| What this task involves |
Collect each line containing "title".

==================================================

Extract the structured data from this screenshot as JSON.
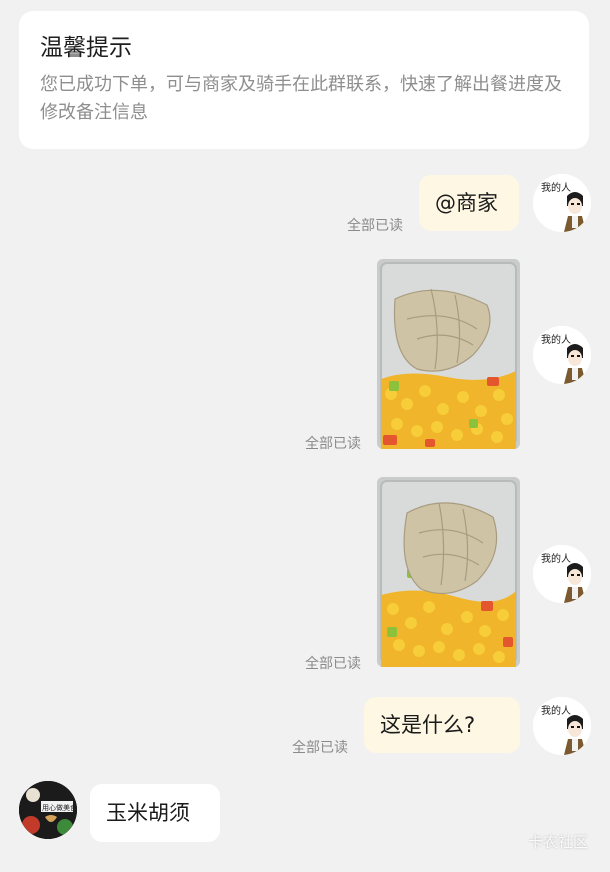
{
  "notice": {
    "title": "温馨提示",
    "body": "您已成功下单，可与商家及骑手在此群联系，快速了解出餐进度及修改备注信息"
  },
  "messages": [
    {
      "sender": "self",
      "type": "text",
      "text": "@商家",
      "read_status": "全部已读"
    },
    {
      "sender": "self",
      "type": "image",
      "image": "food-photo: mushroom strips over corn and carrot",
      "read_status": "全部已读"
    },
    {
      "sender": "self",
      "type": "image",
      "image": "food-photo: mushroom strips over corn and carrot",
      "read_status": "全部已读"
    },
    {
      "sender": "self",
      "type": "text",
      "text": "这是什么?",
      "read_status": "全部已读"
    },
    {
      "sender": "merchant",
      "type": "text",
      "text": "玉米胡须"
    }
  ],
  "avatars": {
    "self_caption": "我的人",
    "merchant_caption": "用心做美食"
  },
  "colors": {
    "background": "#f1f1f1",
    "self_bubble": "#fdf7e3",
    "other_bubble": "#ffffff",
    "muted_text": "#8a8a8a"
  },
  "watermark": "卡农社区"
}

==================================================

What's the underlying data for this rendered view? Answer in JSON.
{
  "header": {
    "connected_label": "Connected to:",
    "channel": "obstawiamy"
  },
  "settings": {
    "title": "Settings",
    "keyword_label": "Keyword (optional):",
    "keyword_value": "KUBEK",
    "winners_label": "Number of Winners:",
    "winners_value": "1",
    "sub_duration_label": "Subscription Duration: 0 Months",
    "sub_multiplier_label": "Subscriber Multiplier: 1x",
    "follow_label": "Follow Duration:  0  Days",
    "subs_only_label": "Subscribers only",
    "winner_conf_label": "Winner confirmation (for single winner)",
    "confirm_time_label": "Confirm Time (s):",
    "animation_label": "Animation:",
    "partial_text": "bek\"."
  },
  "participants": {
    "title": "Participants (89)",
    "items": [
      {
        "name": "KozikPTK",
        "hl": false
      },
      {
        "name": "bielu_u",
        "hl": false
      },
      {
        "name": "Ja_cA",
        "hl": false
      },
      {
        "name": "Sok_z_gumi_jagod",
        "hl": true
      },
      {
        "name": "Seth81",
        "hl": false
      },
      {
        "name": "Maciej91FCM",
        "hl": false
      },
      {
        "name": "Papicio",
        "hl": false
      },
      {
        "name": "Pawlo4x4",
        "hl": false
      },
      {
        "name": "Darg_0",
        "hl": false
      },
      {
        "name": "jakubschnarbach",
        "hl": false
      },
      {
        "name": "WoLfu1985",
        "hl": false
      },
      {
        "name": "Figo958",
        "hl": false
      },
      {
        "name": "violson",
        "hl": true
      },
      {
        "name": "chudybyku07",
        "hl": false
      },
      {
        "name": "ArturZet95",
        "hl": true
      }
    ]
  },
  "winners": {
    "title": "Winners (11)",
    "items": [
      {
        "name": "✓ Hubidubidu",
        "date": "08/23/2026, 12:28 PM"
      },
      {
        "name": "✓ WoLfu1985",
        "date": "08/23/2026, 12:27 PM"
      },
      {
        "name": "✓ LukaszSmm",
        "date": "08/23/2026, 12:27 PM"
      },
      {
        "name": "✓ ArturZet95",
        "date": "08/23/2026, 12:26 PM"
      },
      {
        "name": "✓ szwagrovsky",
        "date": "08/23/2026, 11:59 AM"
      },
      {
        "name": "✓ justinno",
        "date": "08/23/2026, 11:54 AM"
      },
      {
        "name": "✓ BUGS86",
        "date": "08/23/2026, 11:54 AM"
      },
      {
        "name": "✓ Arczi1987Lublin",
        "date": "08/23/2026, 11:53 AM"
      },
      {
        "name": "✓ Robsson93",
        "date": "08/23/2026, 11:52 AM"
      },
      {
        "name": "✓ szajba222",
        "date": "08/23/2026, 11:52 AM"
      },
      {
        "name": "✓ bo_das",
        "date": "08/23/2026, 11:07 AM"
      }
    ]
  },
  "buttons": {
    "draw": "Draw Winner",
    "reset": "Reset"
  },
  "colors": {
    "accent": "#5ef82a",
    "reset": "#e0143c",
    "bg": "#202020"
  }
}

==================================================

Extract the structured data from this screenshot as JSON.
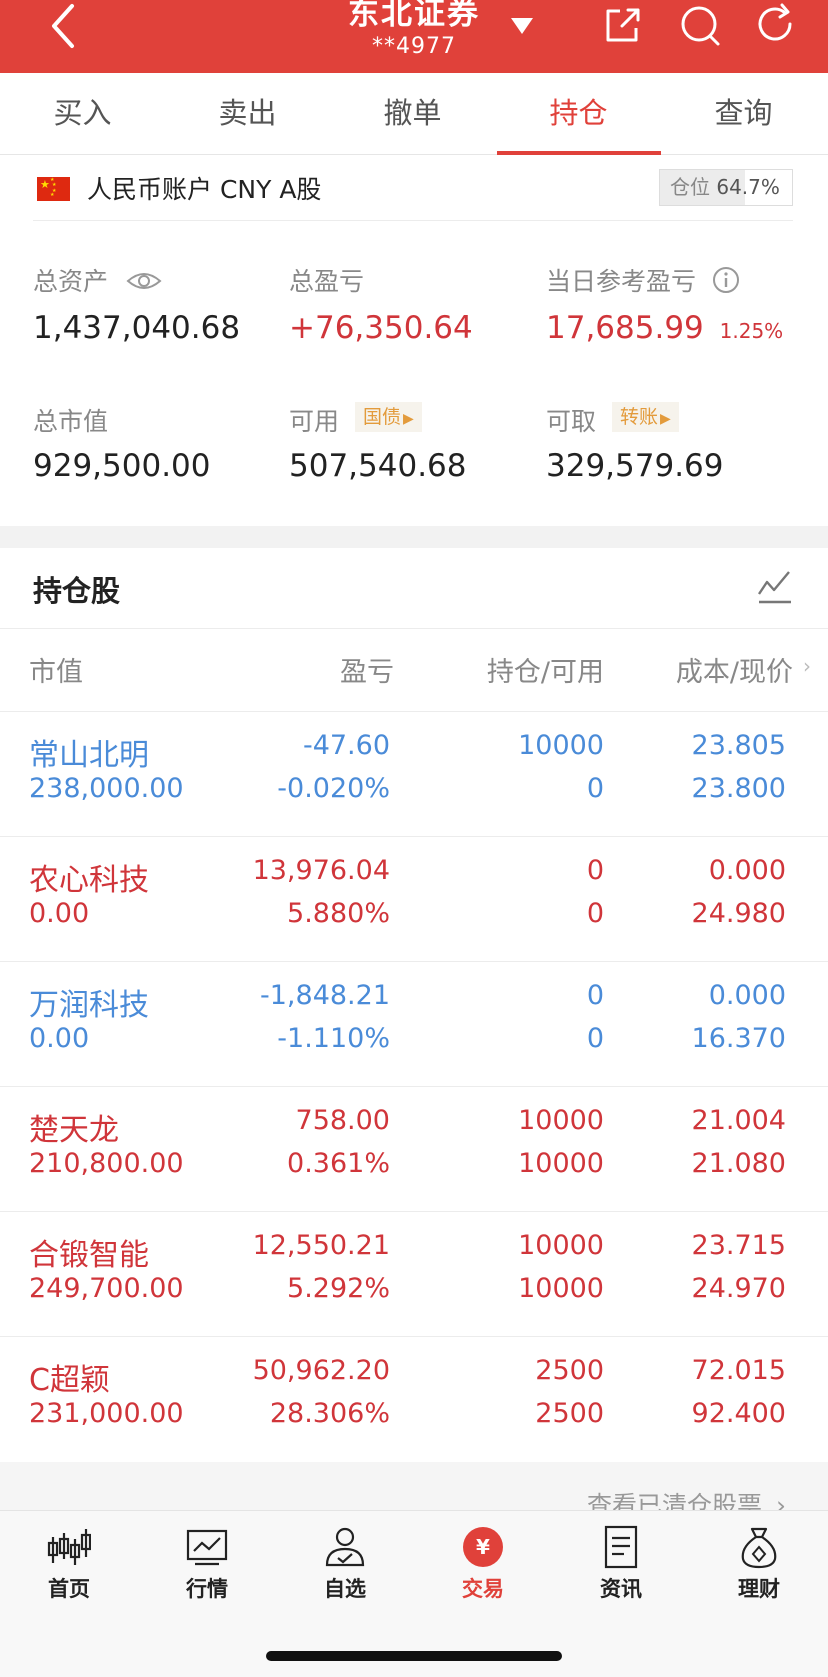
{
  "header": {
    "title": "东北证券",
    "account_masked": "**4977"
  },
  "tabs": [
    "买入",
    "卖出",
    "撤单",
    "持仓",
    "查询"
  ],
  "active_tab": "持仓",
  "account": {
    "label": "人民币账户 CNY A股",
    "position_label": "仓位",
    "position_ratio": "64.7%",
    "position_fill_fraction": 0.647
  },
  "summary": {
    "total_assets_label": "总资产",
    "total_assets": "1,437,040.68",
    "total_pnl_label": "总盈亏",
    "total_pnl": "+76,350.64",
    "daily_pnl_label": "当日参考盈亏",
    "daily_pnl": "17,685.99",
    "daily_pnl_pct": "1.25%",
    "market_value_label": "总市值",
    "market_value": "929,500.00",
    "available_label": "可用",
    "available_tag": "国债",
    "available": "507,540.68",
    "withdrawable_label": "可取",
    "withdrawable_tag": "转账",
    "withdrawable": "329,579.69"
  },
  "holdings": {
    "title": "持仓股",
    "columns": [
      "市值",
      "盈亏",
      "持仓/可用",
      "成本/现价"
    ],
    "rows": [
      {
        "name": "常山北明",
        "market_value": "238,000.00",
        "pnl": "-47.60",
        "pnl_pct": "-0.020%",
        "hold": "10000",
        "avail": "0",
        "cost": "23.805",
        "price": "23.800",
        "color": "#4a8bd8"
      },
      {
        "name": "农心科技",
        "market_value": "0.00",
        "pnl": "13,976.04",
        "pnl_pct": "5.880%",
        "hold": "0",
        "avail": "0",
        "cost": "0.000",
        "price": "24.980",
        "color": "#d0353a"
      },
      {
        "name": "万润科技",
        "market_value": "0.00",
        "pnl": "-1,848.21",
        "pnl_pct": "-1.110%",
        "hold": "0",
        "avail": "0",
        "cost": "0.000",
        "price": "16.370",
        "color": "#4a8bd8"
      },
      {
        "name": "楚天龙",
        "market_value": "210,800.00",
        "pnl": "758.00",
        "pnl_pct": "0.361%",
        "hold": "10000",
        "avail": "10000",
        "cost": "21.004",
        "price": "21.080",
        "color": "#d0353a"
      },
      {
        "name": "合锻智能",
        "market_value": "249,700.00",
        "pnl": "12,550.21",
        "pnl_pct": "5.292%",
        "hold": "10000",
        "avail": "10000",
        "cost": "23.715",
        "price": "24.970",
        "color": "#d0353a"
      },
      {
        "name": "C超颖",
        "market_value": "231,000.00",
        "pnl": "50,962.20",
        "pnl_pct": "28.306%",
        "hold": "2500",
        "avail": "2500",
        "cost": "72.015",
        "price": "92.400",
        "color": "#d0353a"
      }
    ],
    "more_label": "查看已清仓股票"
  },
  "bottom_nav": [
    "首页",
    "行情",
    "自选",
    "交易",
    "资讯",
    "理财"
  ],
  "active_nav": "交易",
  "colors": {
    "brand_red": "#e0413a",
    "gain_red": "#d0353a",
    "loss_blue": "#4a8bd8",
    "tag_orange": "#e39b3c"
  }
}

==================================================

| Task output |
    "title": "温馨提示",
    "title": "Settings",
    "title": "Participants (89)",
    "title": "Winners (11)",
    "title": "东北证券",
    "title": "持仓股",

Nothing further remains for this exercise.